* Start Material for this task *

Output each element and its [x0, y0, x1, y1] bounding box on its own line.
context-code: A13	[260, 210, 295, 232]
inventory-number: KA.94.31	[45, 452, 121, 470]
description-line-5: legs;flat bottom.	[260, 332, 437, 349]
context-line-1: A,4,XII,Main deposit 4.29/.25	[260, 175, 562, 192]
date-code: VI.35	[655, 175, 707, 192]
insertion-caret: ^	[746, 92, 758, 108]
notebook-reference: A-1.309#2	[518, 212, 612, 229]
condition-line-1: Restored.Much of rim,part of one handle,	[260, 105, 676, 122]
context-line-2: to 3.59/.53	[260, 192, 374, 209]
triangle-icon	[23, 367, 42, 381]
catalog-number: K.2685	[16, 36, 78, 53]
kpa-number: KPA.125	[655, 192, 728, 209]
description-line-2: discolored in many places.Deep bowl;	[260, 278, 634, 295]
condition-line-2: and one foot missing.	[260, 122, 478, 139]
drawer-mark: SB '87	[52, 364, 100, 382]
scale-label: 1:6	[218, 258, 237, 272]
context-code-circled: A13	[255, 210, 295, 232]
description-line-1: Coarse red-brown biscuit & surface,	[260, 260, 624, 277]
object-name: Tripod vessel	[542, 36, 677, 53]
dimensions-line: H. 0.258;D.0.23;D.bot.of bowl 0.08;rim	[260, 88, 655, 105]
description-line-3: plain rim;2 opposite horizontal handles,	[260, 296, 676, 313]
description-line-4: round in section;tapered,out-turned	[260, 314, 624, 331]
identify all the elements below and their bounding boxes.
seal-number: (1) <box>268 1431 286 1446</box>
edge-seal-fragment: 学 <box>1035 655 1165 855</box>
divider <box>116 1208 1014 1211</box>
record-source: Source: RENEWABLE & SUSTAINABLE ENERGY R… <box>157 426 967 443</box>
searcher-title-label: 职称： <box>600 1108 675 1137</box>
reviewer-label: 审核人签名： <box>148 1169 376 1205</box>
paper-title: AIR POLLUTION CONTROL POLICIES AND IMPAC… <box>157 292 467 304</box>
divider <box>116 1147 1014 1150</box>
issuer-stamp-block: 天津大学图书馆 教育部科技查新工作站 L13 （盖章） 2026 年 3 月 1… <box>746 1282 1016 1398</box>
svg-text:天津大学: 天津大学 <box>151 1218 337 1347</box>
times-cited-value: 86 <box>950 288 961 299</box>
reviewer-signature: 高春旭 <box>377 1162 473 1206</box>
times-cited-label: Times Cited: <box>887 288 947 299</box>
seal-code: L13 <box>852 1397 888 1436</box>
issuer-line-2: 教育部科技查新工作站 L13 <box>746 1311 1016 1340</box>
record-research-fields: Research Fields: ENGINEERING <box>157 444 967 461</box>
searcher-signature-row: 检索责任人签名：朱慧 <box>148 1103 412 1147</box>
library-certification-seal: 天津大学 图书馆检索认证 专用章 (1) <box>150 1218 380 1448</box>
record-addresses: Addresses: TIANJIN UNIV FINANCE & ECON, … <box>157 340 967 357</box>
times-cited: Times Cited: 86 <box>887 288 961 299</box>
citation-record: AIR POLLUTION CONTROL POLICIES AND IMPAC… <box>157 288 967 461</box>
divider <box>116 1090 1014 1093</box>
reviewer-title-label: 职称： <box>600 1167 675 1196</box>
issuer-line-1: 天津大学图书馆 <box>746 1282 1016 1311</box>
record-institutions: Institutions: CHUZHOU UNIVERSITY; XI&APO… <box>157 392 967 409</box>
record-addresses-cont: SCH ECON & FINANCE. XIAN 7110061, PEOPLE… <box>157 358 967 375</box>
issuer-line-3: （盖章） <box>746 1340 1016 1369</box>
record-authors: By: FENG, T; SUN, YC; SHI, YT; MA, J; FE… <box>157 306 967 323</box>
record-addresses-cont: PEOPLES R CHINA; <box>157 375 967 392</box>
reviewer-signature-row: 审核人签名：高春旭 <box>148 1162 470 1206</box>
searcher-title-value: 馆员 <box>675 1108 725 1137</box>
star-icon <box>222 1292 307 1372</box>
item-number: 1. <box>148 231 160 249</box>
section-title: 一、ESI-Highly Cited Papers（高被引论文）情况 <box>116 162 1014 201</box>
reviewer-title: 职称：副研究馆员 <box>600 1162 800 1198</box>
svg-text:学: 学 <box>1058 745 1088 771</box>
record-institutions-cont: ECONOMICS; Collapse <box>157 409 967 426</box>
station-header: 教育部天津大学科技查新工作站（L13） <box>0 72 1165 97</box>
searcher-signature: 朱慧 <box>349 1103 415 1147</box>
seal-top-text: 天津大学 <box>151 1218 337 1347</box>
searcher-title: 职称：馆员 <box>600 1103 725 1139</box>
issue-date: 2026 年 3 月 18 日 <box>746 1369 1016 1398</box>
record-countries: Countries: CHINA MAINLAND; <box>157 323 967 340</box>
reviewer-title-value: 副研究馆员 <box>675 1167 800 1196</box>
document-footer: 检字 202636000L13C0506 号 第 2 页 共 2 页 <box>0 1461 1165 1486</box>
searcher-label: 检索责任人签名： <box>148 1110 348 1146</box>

* End Material for this task *

## Problem to work on
Starting at the first line of the material and ending at the line that contains "192, 374, 209]", arrange those lines as a Markdown table with the columns Row and Line. Number each row and leave out blank lines.

## Response
| Row | Line |
|---|---|
| 1 | Output each element and its [x0, y0, x1, y1] bounding box on its own line. |
| 2 | context-code: A13	[260, 210, 295, 232] |
| 3 | inventory-number: KA.94.31	[45, 452, 121, 470] |
| 4 | description-line-5: legs;flat bottom.	[260, 332, 437, 349] |
| 5 | context-line-1: A,4,XII,Main deposit 4.29/.25	[260, 175, 562, 192] |
| 6 | date-code: VI.35	[655, 175, 707, 192] |
| 7 | insertion-caret: ^	[746, 92, 758, 108] |
| 8 | notebook-reference: A-1.309#2	[518, 212, 612, 229] |
| 9 | condition-line-1: Restored.Much of rim,part of one handle,	[260, 105, 676, 122] |
| 10 | context-line-2: to 3.59/.53	[260, 192, 374, 209] |